*Description of the task*: From the listing below, return each line that includes "color".

*Data*:
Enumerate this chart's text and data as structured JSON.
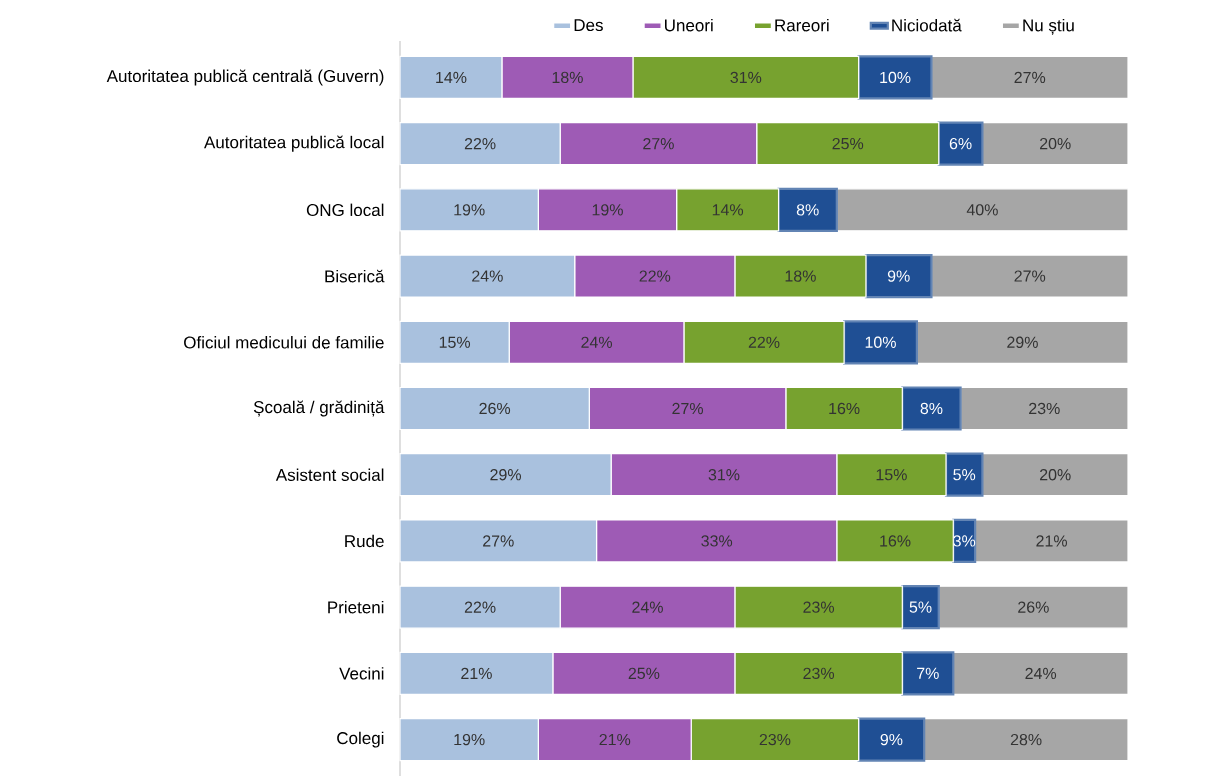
{
  "chart_data": {
    "type": "bar",
    "orientation": "horizontal",
    "stacked": true,
    "legend": "top",
    "tick_labels": "y",
    "categories": [
      "Autoritatea publică centrală (Guvern)",
      "Autoritatea publică local",
      "ONG local",
      "Biserică",
      "Oficiul medicului de familie",
      "Școală / grădiniță",
      "Asistent social",
      "Rude",
      "Prieteni",
      "Vecini",
      "Colegi"
    ],
    "series": [
      {
        "name": "Des",
        "color": "#a9c1de",
        "values": [
          14,
          22,
          19,
          24,
          15,
          26,
          29,
          27,
          22,
          21,
          19
        ],
        "value_labels": [
          "14%",
          "22%",
          "19%",
          "24%",
          "15%",
          "26%",
          "29%",
          "27%",
          "22%",
          "21%",
          "19%"
        ]
      },
      {
        "name": "Uneori",
        "color": "#9e5bb5",
        "values": [
          18,
          27,
          19,
          22,
          24,
          27,
          31,
          33,
          24,
          25,
          21
        ],
        "value_labels": [
          "18%",
          "27%",
          "19%",
          "22%",
          "24%",
          "27%",
          "31%",
          "33%",
          "24%",
          "25%",
          "21%"
        ]
      },
      {
        "name": "Rareori",
        "color": "#77a22f",
        "values": [
          31,
          25,
          14,
          18,
          22,
          16,
          15,
          16,
          23,
          23,
          23
        ],
        "value_labels": [
          "31%",
          "25%",
          "14%",
          "18%",
          "22%",
          "16%",
          "15%",
          "16%",
          "23%",
          "23%",
          "23%"
        ]
      },
      {
        "name": "Niciodată",
        "color": "#1f4f94",
        "values": [
          10,
          6,
          8,
          9,
          10,
          8,
          5,
          3,
          5,
          7,
          9
        ],
        "value_labels": [
          "10%",
          "6%",
          "8%",
          "9%",
          "10%",
          "8%",
          "5%",
          "3%",
          "5%",
          "7%",
          "9%"
        ]
      },
      {
        "name": "Nu știu",
        "color": "#a6a6a6",
        "values": [
          27,
          20,
          40,
          27,
          29,
          23,
          20,
          21,
          26,
          24,
          28
        ],
        "value_labels": [
          "27%",
          "20%",
          "40%",
          "27%",
          "29%",
          "23%",
          "20%",
          "21%",
          "26%",
          "24%",
          "28%"
        ]
      }
    ]
  }
}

*Response*:
        "color": "#a9c1de",
        "color": "#9e5bb5",
        "color": "#77a22f",
        "color": "#1f4f94",
        "color": "#a6a6a6",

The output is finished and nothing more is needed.